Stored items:
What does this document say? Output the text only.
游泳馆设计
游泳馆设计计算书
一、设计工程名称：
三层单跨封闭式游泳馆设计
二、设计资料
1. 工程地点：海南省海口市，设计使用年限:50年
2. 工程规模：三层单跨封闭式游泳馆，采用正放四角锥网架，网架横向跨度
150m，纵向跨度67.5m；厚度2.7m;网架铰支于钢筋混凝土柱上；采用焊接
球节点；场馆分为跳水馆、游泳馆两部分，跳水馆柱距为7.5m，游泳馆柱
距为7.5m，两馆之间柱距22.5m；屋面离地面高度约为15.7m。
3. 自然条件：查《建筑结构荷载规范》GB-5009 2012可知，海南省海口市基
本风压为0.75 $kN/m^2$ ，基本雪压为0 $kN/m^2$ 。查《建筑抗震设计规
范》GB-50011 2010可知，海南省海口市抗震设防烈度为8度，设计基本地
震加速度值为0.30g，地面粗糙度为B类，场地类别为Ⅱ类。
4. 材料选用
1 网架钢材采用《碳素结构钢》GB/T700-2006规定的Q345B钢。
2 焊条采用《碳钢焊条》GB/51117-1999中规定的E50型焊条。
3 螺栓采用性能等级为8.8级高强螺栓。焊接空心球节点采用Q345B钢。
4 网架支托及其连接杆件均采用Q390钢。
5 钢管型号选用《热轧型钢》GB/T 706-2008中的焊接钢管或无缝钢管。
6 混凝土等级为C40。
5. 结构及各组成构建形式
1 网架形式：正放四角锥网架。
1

Instructions for the task: Repeat each record exactly. Omit nothing.

Correct result:
What does this document say? Output the text only.
游泳馆设计
游泳馆设计计算书
一、设计工程名称：
三层单跨封闭式游泳馆设计
二、设计资料
1. 工程地点：海南省海口市，设计使用年限:50年
2. 工程规模：三层单跨封闭式游泳馆，采用正放四角锥网架，网架横向跨度
150m，纵向跨度67.5m；厚度2.7m;网架铰支于钢筋混凝土柱上；采用焊接
球节点；场馆分为跳水馆、游泳馆两部分，跳水馆柱距为7.5m，游泳馆柱
距为7.5m，两馆之间柱距22.5m；屋面离地面高度约为15.7m。
3. 自然条件：查《建筑结构荷载规范》GB-5009 2012可知，海南省海口市基
本风压为0.75 $kN/m^2$ ，基本雪压为0 $kN/m^2$ 。查《建筑抗震设计规
范》GB-50011 2010可知，海南省海口市抗震设防烈度为8度，设计基本地
震加速度值为0.30g，地面粗糙度为B类，场地类别为Ⅱ类。
4. 材料选用
1 网架钢材采用《碳素结构钢》GB/T700-2006规定的Q345B钢。
2 焊条采用《碳钢焊条》GB/51117-1999中规定的E50型焊条。
3 螺栓采用性能等级为8.8级高强螺栓。焊接空心球节点采用Q345B钢。
4 网架支托及其连接杆件均采用Q390钢。
5 钢管型号选用《热轧型钢》GB/T 706-2008中的焊接钢管或无缝钢管。
6 混凝土等级为C40。
5. 结构及各组成构建形式
1 网架形式：正放四角锥网架。
1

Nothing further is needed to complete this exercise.